Data shown
******

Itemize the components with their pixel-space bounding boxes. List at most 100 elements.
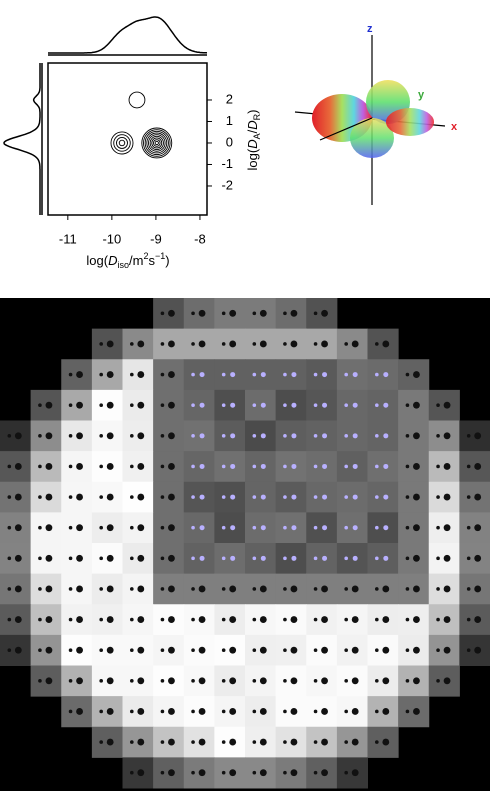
voxel-dot	[351, 585, 359, 593]
voxel-dot	[313, 679, 318, 683]
voxel-dot	[191, 740, 195, 744]
voxel-dot	[252, 556, 257, 561]
voxel-dot	[344, 740, 348, 744]
voxel-dot	[344, 770, 348, 775]
voxel-dot	[168, 554, 175, 562]
label-part: −1	[155, 251, 165, 261]
voxel-dot	[413, 524, 420, 532]
voxel-dot	[375, 403, 379, 407]
voxel-dot	[321, 677, 328, 685]
voxel-dot	[191, 342, 195, 346]
voxel-dot	[45, 616, 53, 623]
voxel-dot	[260, 525, 266, 531]
voxel-dot	[383, 402, 389, 408]
voxel-dot	[313, 342, 318, 346]
voxel	[367, 420, 399, 452]
voxel-dot	[137, 708, 145, 715]
voxel-dot	[160, 770, 165, 775]
voxel-dot	[230, 463, 236, 469]
voxel-dot	[45, 401, 53, 409]
voxel-dot	[99, 587, 103, 591]
voxel-dot	[283, 648, 287, 652]
voxel-dot	[38, 587, 42, 591]
voxel-dot	[322, 463, 328, 469]
voxel-dot	[405, 709, 410, 714]
voxel-dot	[14, 554, 22, 562]
voxel	[367, 451, 399, 483]
voxel	[245, 481, 277, 513]
voxel-dot	[321, 340, 328, 348]
contour-ring	[116, 137, 128, 149]
contour-ring	[113, 134, 131, 152]
voxel-dot	[474, 493, 482, 501]
voxel	[214, 389, 246, 421]
label-part: iso	[117, 260, 129, 270]
label-part: log(	[86, 253, 108, 268]
voxel-dot	[45, 524, 53, 532]
voxel-dot	[405, 679, 410, 683]
voxel-dot	[38, 434, 42, 438]
voxel-dot	[252, 311, 257, 316]
voxel-dot	[413, 554, 420, 562]
voxel-dot	[322, 555, 328, 561]
voxel	[367, 359, 399, 391]
voxel-dot	[313, 525, 318, 530]
voxel-dot	[199, 494, 205, 500]
voxel-dot	[291, 555, 297, 561]
voxel-dot	[466, 525, 471, 530]
voxel	[214, 420, 246, 452]
voxel-dot	[38, 495, 42, 499]
voxel-dot	[313, 648, 318, 652]
voxel-dot	[106, 463, 114, 470]
voxel-dot	[168, 585, 175, 593]
voxel-dot	[137, 463, 145, 470]
voxel-dot	[352, 402, 358, 408]
voxel-dot	[99, 740, 103, 744]
y-tick-label: 2	[226, 91, 233, 106]
voxel-dot	[191, 464, 195, 469]
voxel-dot	[99, 617, 103, 622]
voxel-dot	[252, 709, 257, 714]
voxel-dot	[168, 309, 175, 317]
voxel-dot	[322, 494, 328, 500]
voxel-dot	[405, 648, 410, 652]
voxel-dot	[466, 495, 471, 499]
voxel-dot	[137, 677, 145, 685]
voxel-dot	[199, 463, 205, 469]
label-part: D	[245, 120, 260, 129]
voxel-dot	[99, 525, 103, 530]
voxel-dot	[230, 372, 236, 378]
voxel-dot	[106, 738, 114, 746]
voxel-dot	[168, 738, 175, 746]
label-part: R	[252, 113, 262, 120]
voxel-dot	[290, 646, 298, 654]
voxel-dot	[229, 585, 237, 593]
contour-ring	[146, 132, 168, 154]
voxel-dot	[130, 403, 134, 407]
voxel-dot	[351, 340, 359, 348]
voxel-dot	[160, 403, 165, 407]
voxel-dot	[344, 648, 348, 652]
voxel-dot	[352, 372, 358, 378]
voxel-dot	[351, 646, 359, 654]
voxel-dot	[7, 495, 12, 499]
voxel	[275, 389, 307, 421]
contour-ring	[144, 130, 169, 156]
voxel-dot	[229, 769, 237, 777]
voxel-dot	[137, 524, 145, 532]
voxel-dot	[191, 709, 195, 714]
voxel-dot	[344, 556, 348, 561]
y-tick-label: 1	[226, 113, 233, 128]
voxel-dot	[321, 738, 328, 746]
voxel-dot	[168, 708, 175, 715]
glyph-axis-label: z	[367, 23, 373, 35]
voxel-dot	[168, 432, 175, 440]
voxel-dot	[436, 434, 440, 438]
voxel-dot	[466, 464, 471, 469]
voxel-dot	[99, 434, 103, 438]
voxel-dot	[283, 372, 287, 377]
voxel	[183, 543, 215, 575]
voxel-dot	[344, 464, 348, 469]
voxel-dot	[99, 648, 103, 652]
voxel-dot	[375, 556, 379, 561]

******

Goal of the exercise
Set out every line of the data above as a Markdown table with two columns, Row for the row number and Entry for the line itself, skipping blank lines. Leave the picture out of the table.

Written solution
| Row | Entry |
|---|---|
| 1 | Itemize the components with their pixel-space bounding boxes. List at most 100 elements. |
| 2 | voxel-dot	[351, 585, 359, 593] |
| 3 | voxel-dot	[313, 679, 318, 683] |
| 4 | voxel-dot	[191, 740, 195, 744] |
| 5 | voxel-dot	[252, 556, 257, 561] |
| 6 | voxel-dot	[344, 740, 348, 744] |
| 7 | voxel-dot	[344, 770, 348, 775] |
| 8 | voxel-dot	[168, 554, 175, 562] |
| 9 | label-part: −1	[155, 251, 165, 261] |
| 10 | voxel-dot	[413, 524, 420, 532] |
| 11 | voxel-dot	[375, 403, 379, 407] |
| 12 | voxel-dot	[321, 677, 328, 685] |
| 13 | voxel-dot	[191, 342, 195, 346] |
| 14 | voxel-dot	[45, 616, 53, 623] |
| 15 | voxel-dot	[260, 525, 266, 531] |
| 16 | voxel-dot	[383, 402, 389, 408] |
| 17 | voxel-dot	[313, 342, 318, 346] |
| 18 | voxel	[367, 420, 399, 452] |
| 19 | voxel-dot	[137, 708, 145, 715] |
| 20 | voxel-dot	[160, 770, 165, 775] |
| 21 | voxel-dot	[230, 463, 236, 469] |
| 22 | voxel-dot	[45, 401, 53, 409] |
| 23 | voxel-dot	[99, 587, 103, 591] |
| 24 | voxel-dot	[283, 648, 287, 652] |
| 25 | voxel-dot	[38, 587, 42, 591] |
| 26 | voxel-dot	[322, 463, 328, 469] |
| 27 | voxel-dot	[405, 709, 410, 714] |
| 28 | voxel-dot	[14, 554, 22, 562] |
| 29 | voxel	[367, 451, 399, 483] |
| 30 | voxel	[245, 481, 277, 513] |
| 31 | voxel-dot	[321, 340, 328, 348] |
| 32 | contour-ring	[116, 137, 128, 149] |
| 33 | contour-ring	[113, 134, 131, 152] |
| 34 | voxel-dot	[474, 493, 482, 501] |
| 35 | voxel	[214, 389, 246, 421] |
| 36 | label-part: iso	[117, 260, 129, 270] |
| 37 | label-part: log(	[86, 253, 108, 268] |
| 38 | voxel-dot	[45, 524, 53, 532] |
| 39 | voxel-dot	[405, 679, 410, 683] |
| 40 | voxel-dot	[38, 434, 42, 438] |
| 41 | voxel-dot	[252, 311, 257, 316] |
| 42 | voxel-dot	[413, 554, 420, 562] |
| 43 | voxel-dot	[322, 555, 328, 561] |
| 44 | voxel	[367, 359, 399, 391] |
| 45 | voxel-dot	[313, 525, 318, 530] |
| 46 | voxel-dot	[199, 494, 205, 500] |
| 47 | voxel-dot	[291, 555, 297, 561] |
| 48 | voxel-dot	[466, 525, 471, 530] |
| 49 | voxel	[214, 420, 246, 452] |
| 50 | voxel-dot	[38, 495, 42, 499] |
| 51 | voxel-dot	[313, 648, 318, 652] |
| 52 | voxel-dot	[106, 463, 114, 470] |
| 53 | voxel-dot	[168, 585, 175, 593] |
| 54 | voxel-dot	[137, 463, 145, 470] |
| 55 | voxel-dot	[352, 402, 358, 408] |
| 56 | voxel-dot	[99, 740, 103, 744] |
| 57 | y-tick-label: 2	[226, 91, 233, 106] |
| 58 | voxel-dot	[191, 464, 195, 469] |
| 59 | voxel-dot	[99, 617, 103, 622] |
| 60 | voxel-dot	[252, 709, 257, 714] |
| 61 | voxel-dot	[168, 309, 175, 317] |
| 62 | voxel-dot	[322, 494, 328, 500] |
| 63 | voxel-dot	[405, 648, 410, 652] |
| 64 | voxel-dot	[466, 495, 471, 499] |
| 65 | voxel-dot	[137, 677, 145, 685] |
| 66 | voxel-dot	[199, 463, 205, 469] |
| 67 | label-part: D	[245, 120, 260, 129] |
| 68 | voxel-dot	[99, 525, 103, 530] |
| 69 | voxel-dot	[230, 372, 236, 378] |
| 70 | voxel-dot	[106, 738, 114, 746] |
| 71 | voxel-dot	[168, 738, 175, 746] |
| 72 | label-part: R	[252, 113, 262, 120] |
| 73 | voxel-dot	[290, 646, 298, 654] |
| 74 | voxel-dot	[229, 585, 237, 593] |
| 75 | contour-ring	[146, 132, 168, 154] |
| 76 | voxel-dot	[130, 403, 134, 407] |
| 77 | voxel-dot	[351, 340, 359, 348] |
| 78 | voxel-dot	[160, 403, 165, 407] |
| 79 | voxel-dot	[344, 648, 348, 652] |
| 80 | voxel-dot	[352, 372, 358, 378] |
| 81 | voxel-dot	[351, 646, 359, 654] |
| 82 | voxel-dot	[7, 495, 12, 499] |
| 83 | voxel	[275, 389, 307, 421] |
| 84 | contour-ring	[144, 130, 169, 156] |
| 85 | voxel-dot	[229, 769, 237, 777] |
| 86 | voxel-dot	[137, 524, 145, 532] |
| 87 | voxel-dot	[191, 709, 195, 714] |
| 88 | voxel-dot	[344, 556, 348, 561] |
| 89 | y-tick-label: 1	[226, 113, 233, 128] |
| 90 | voxel-dot	[321, 738, 328, 746] |
| 91 | voxel-dot	[168, 708, 175, 715] |
| 92 | glyph-axis-label: z	[367, 23, 373, 35] |
| 93 | voxel-dot	[168, 432, 175, 440] |
| 94 | voxel-dot	[436, 434, 440, 438] |
| 95 | voxel-dot	[466, 464, 471, 469] |
| 96 | voxel-dot	[99, 434, 103, 438] |
| 97 | voxel-dot	[283, 372, 287, 377] |
| 98 | voxel	[183, 543, 215, 575] |
| 99 | voxel-dot	[344, 464, 348, 469] |
| 100 | voxel-dot	[99, 648, 103, 652] |
| 101 | voxel-dot	[375, 556, 379, 561] |